### Stated task
Search the material below for the word "повышение". Copy every line that has it.
########
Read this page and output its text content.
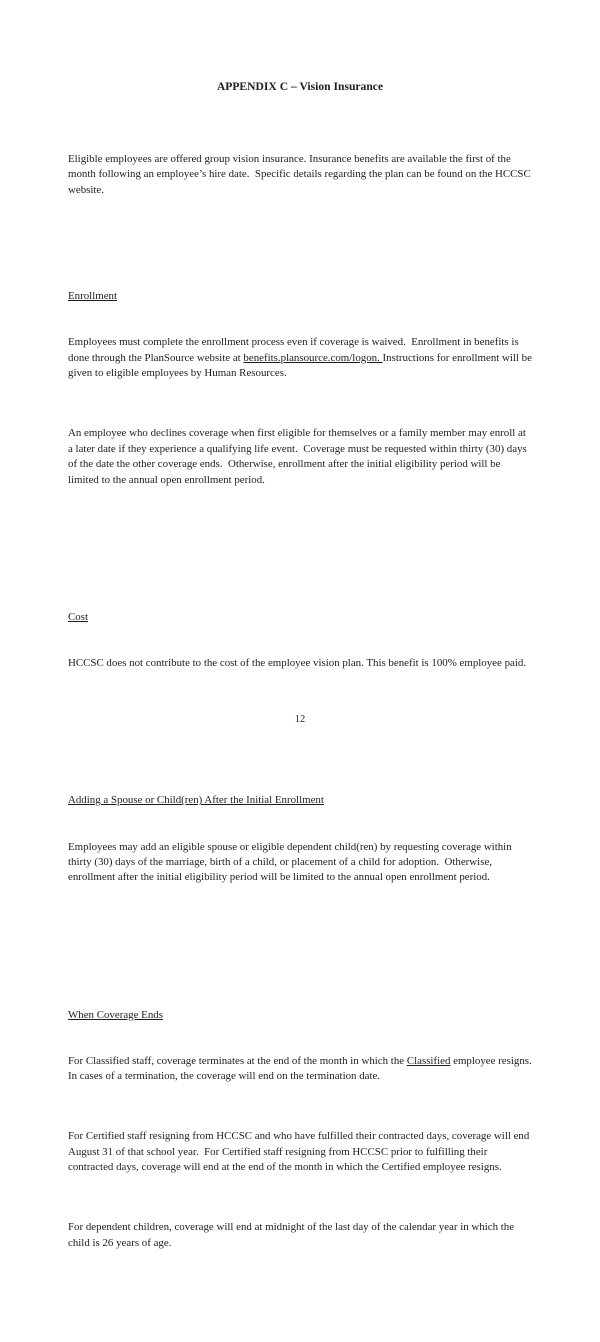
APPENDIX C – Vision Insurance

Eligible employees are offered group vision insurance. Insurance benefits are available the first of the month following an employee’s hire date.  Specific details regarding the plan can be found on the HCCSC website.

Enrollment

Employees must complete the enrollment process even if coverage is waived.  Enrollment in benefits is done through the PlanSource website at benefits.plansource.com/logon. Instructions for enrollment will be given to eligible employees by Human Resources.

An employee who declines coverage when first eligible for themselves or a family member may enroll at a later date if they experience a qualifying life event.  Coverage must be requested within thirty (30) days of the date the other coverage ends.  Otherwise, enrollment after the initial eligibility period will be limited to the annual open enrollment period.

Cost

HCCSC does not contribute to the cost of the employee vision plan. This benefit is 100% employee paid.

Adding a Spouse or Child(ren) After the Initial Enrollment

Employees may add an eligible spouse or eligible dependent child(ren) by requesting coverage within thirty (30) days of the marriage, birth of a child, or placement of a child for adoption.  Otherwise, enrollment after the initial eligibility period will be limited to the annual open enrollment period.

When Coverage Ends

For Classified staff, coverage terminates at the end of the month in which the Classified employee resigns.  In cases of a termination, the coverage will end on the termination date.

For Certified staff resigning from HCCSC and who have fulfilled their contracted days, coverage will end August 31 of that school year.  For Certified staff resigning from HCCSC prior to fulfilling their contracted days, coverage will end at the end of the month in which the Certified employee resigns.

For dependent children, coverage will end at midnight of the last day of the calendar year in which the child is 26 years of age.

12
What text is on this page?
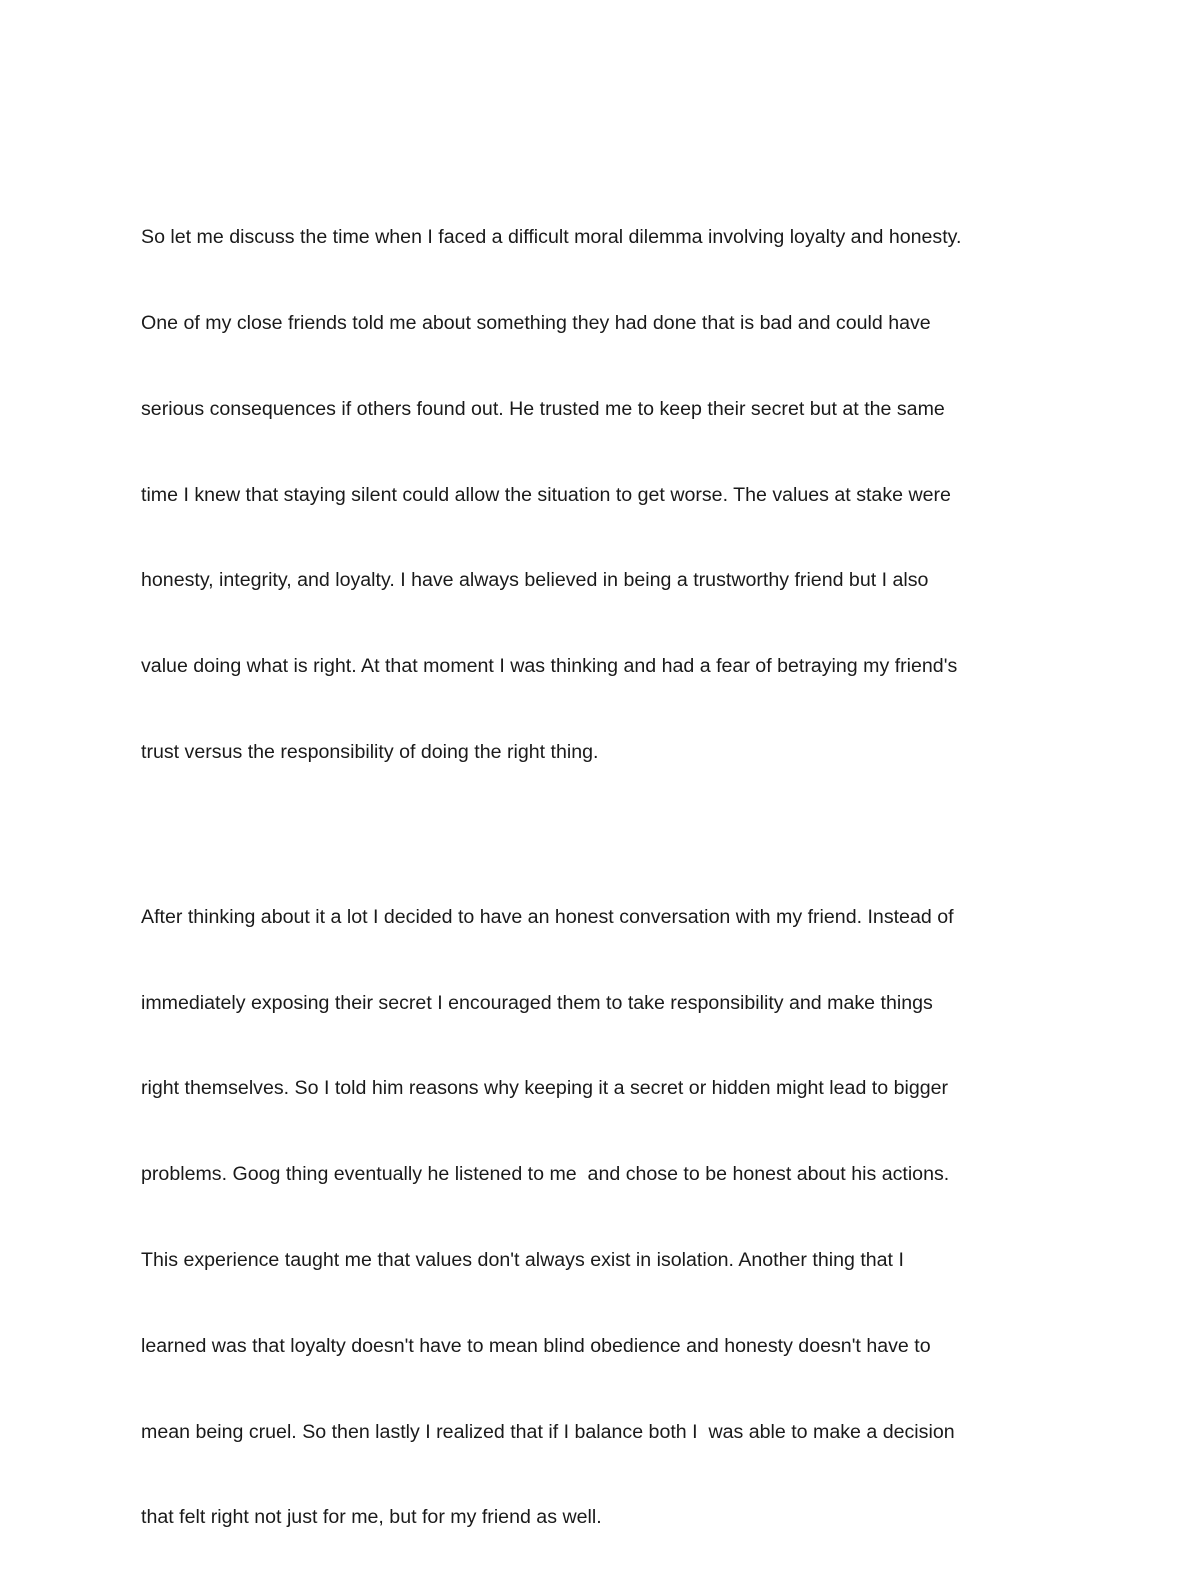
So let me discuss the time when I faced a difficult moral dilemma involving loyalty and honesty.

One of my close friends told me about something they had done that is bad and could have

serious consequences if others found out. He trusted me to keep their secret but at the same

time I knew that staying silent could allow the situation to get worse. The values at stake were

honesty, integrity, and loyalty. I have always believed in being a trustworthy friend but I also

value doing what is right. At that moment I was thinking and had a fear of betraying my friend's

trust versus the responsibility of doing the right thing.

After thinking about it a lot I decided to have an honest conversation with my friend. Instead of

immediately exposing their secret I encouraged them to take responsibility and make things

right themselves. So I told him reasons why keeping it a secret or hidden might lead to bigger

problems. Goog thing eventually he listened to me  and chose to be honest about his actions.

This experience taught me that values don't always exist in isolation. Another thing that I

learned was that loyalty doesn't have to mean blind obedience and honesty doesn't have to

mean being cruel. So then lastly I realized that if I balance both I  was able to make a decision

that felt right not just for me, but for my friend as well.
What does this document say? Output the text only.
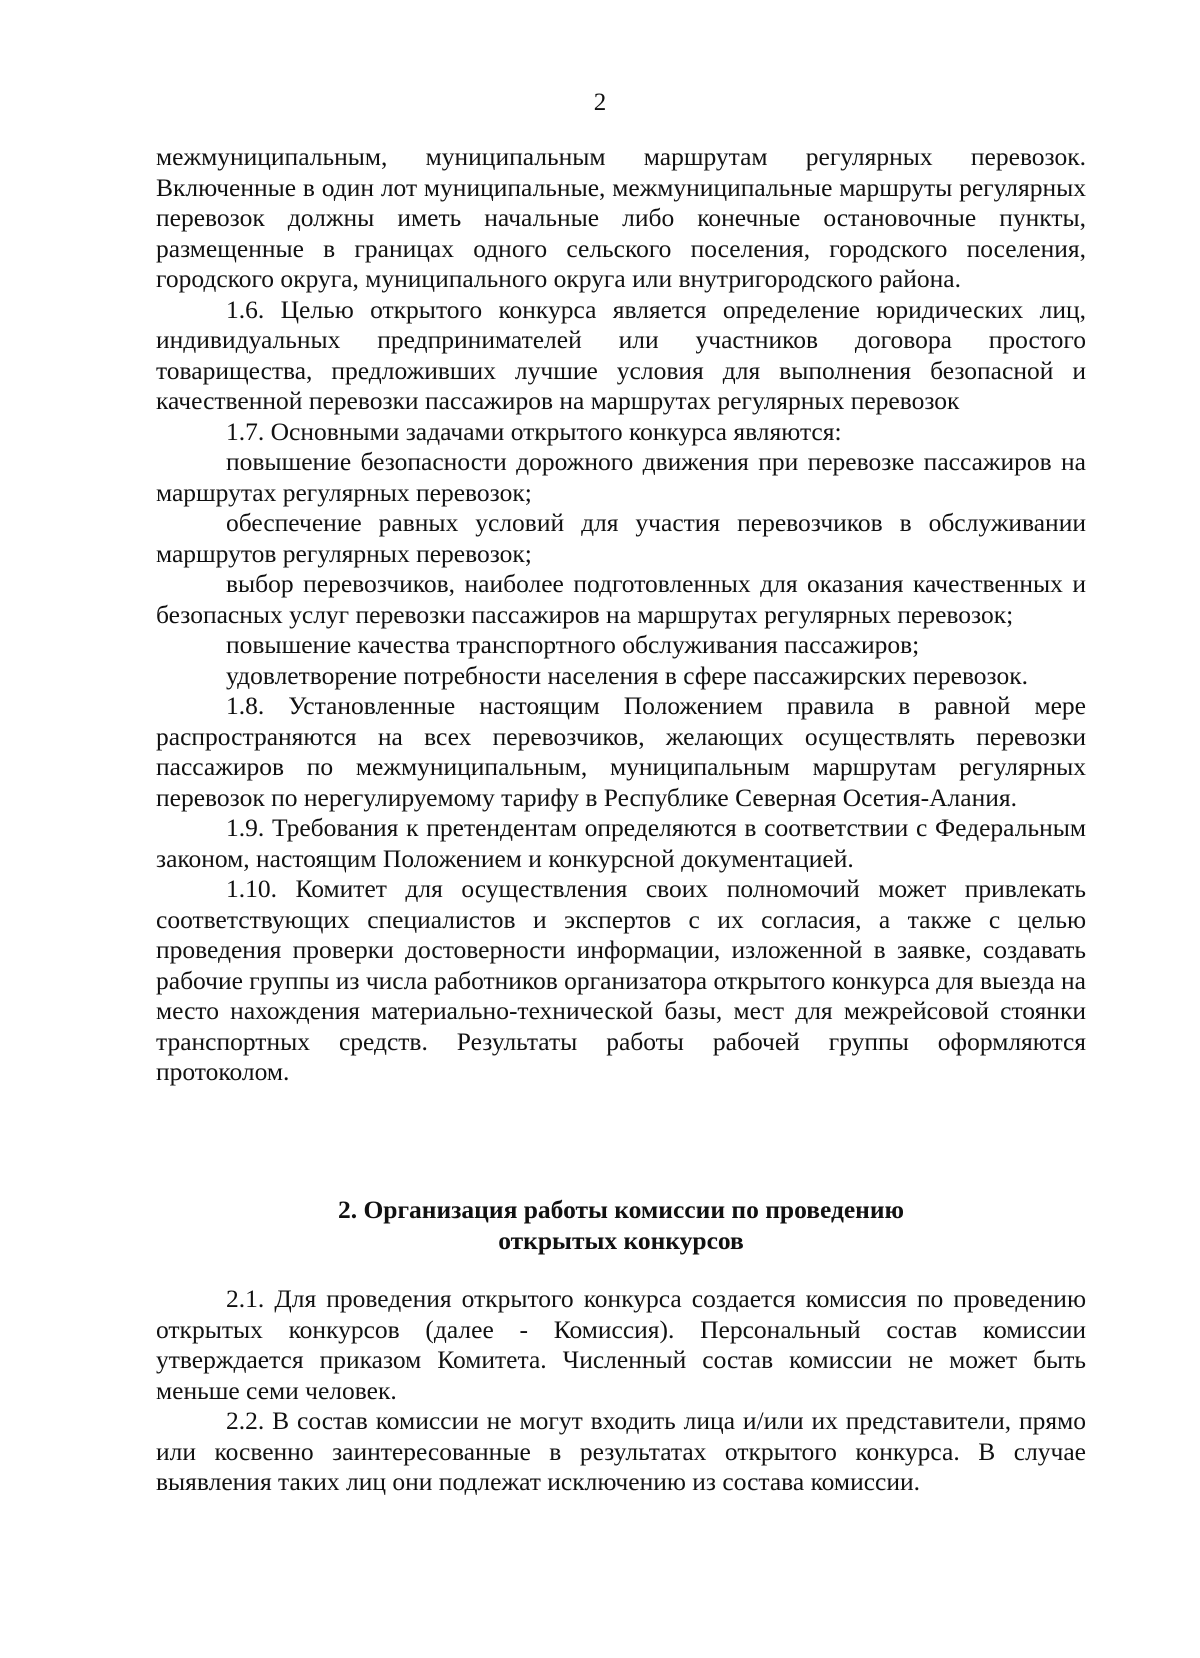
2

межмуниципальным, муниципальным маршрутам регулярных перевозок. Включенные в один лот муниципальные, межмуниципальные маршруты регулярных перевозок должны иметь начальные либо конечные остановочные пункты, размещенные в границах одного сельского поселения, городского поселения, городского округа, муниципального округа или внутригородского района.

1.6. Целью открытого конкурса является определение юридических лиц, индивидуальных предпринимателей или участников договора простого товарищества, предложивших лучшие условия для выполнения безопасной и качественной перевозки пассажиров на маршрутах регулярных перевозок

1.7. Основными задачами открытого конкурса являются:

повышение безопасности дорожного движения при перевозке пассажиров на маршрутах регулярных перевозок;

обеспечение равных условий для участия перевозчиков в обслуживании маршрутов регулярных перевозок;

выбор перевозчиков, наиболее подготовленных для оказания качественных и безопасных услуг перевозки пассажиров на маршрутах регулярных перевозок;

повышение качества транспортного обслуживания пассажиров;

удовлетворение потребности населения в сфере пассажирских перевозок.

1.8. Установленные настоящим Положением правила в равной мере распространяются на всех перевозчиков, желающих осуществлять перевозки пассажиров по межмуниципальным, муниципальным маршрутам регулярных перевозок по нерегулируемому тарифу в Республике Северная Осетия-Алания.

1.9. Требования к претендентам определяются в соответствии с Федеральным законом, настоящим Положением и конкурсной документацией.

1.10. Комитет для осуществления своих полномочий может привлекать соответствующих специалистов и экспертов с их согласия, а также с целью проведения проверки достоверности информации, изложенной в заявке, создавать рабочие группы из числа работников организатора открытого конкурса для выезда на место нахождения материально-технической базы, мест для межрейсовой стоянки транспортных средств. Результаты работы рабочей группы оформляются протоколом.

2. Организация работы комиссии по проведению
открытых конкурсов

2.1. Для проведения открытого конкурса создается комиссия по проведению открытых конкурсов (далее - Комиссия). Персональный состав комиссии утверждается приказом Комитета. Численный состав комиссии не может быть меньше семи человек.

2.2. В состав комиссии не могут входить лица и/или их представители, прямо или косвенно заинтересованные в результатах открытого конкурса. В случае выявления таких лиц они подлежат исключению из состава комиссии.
########
### Task output
повышение безопасности дорожного движения при перевозке пассажиров на маршрутах регулярных перевозок;
повышение качества транспортного обслуживания пассажиров;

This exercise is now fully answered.